▶

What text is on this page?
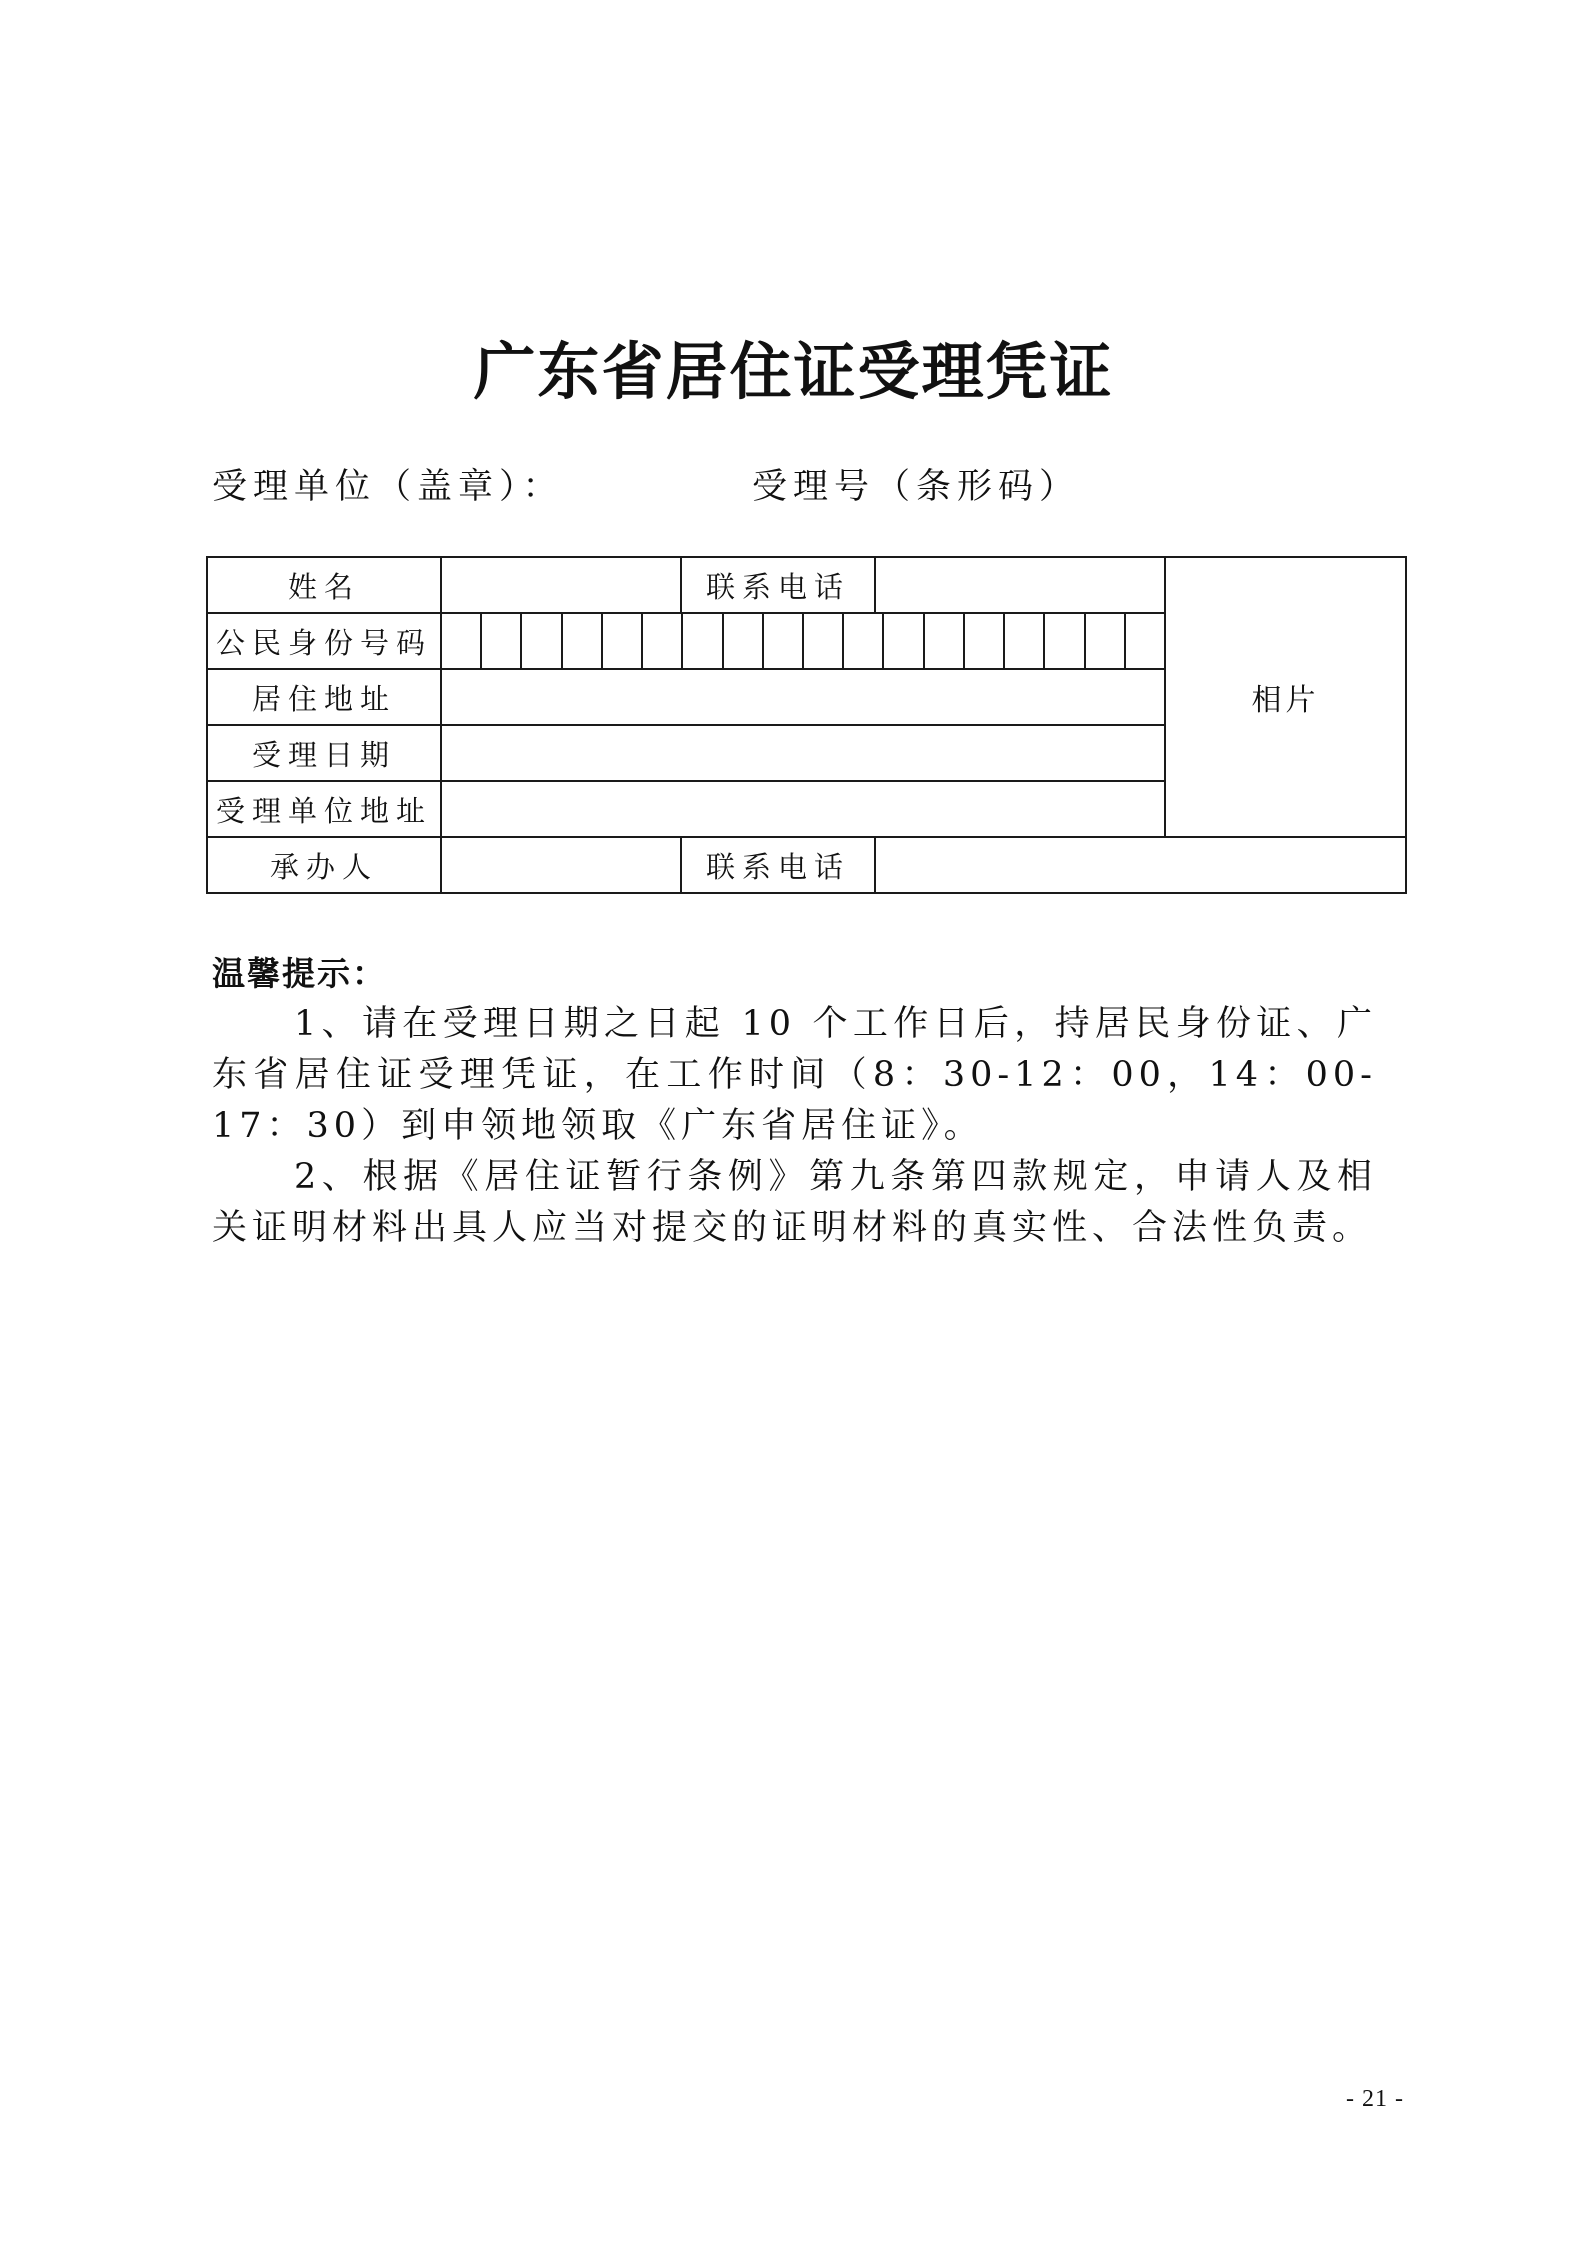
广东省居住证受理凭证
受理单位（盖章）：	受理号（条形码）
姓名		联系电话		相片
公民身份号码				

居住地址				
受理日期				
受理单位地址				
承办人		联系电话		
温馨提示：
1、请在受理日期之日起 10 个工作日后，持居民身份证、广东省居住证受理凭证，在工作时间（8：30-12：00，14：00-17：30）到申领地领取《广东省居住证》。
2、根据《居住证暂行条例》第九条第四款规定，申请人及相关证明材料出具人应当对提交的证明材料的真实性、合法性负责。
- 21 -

◀
▶

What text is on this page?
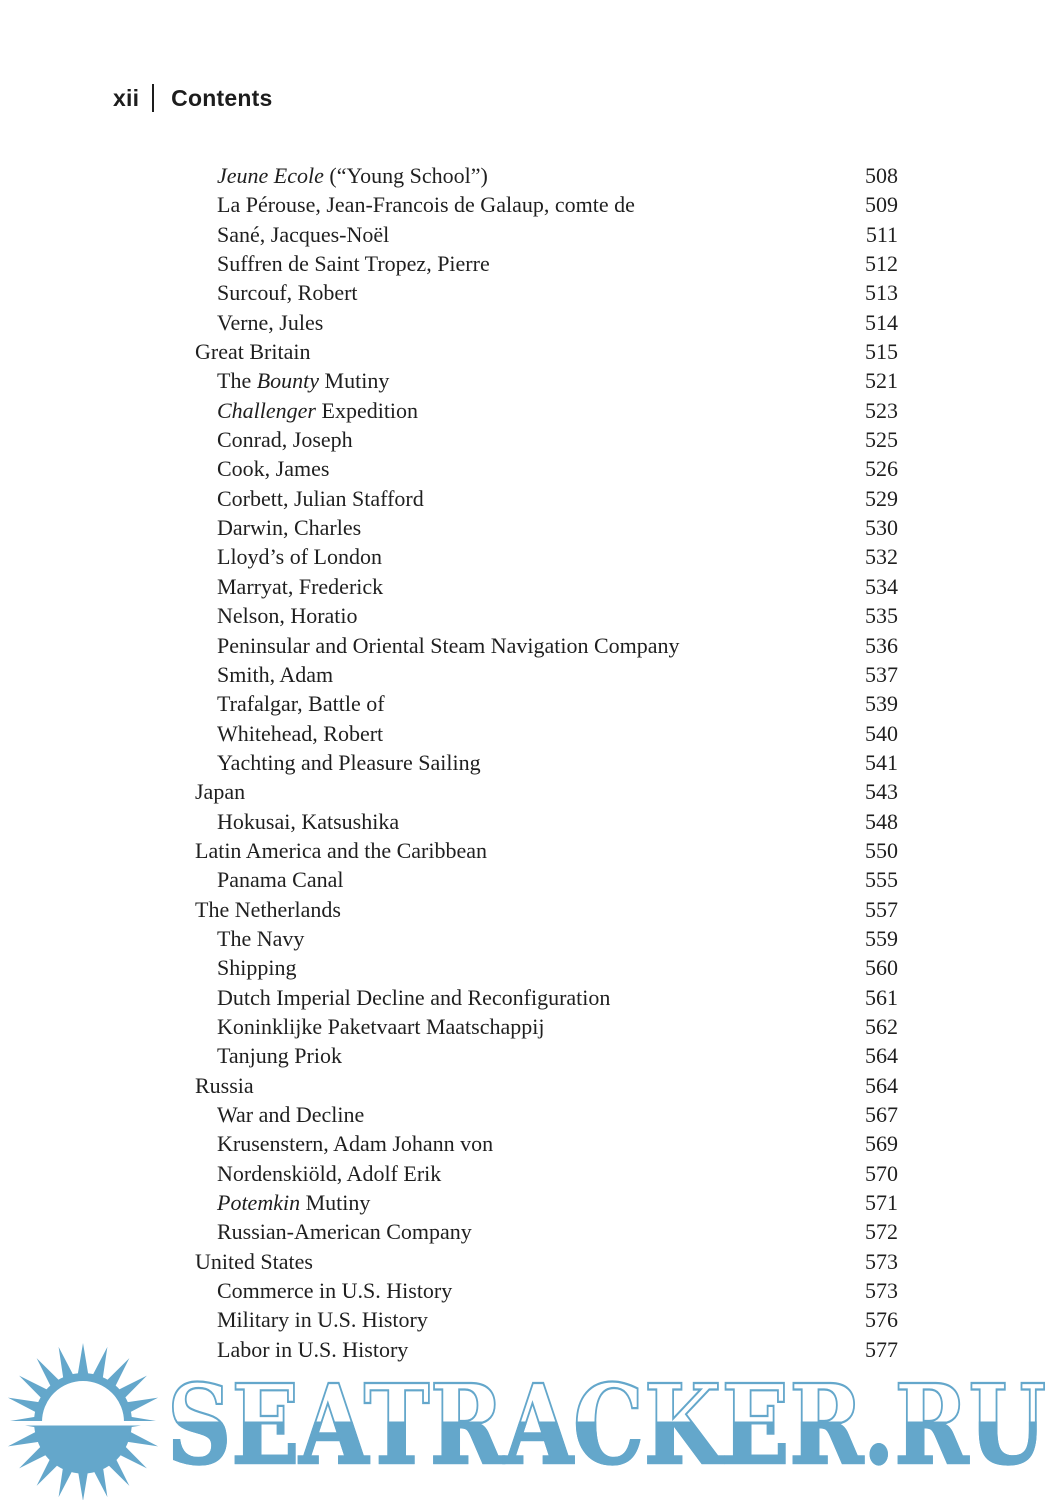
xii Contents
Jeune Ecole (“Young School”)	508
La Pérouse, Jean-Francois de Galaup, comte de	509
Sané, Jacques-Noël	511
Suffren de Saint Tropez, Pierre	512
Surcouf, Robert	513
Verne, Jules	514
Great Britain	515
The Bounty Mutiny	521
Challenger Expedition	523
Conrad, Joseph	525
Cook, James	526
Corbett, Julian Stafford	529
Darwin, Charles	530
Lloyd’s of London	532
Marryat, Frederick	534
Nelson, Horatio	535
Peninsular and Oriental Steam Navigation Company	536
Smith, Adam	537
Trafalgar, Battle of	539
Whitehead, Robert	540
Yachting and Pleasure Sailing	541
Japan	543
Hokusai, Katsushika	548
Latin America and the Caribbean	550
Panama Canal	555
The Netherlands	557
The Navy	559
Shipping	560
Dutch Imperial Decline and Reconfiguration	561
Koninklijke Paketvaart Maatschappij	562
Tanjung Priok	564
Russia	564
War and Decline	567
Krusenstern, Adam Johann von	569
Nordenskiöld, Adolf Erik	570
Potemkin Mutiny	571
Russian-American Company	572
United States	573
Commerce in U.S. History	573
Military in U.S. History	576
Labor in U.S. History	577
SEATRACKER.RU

◀

**THE PROBLEM:** Return every line above that contains the word "广东省居住证受理凭证".

**OUTPUT BELOW:**
广东省居住证受理凭证
1、请在受理日期之日起 10 个工作日后，持居民身份证、广东省居住证受理凭证，在工作时间（8：30-12：00，14：00-17：30）到申领地领取《广东省居住证》。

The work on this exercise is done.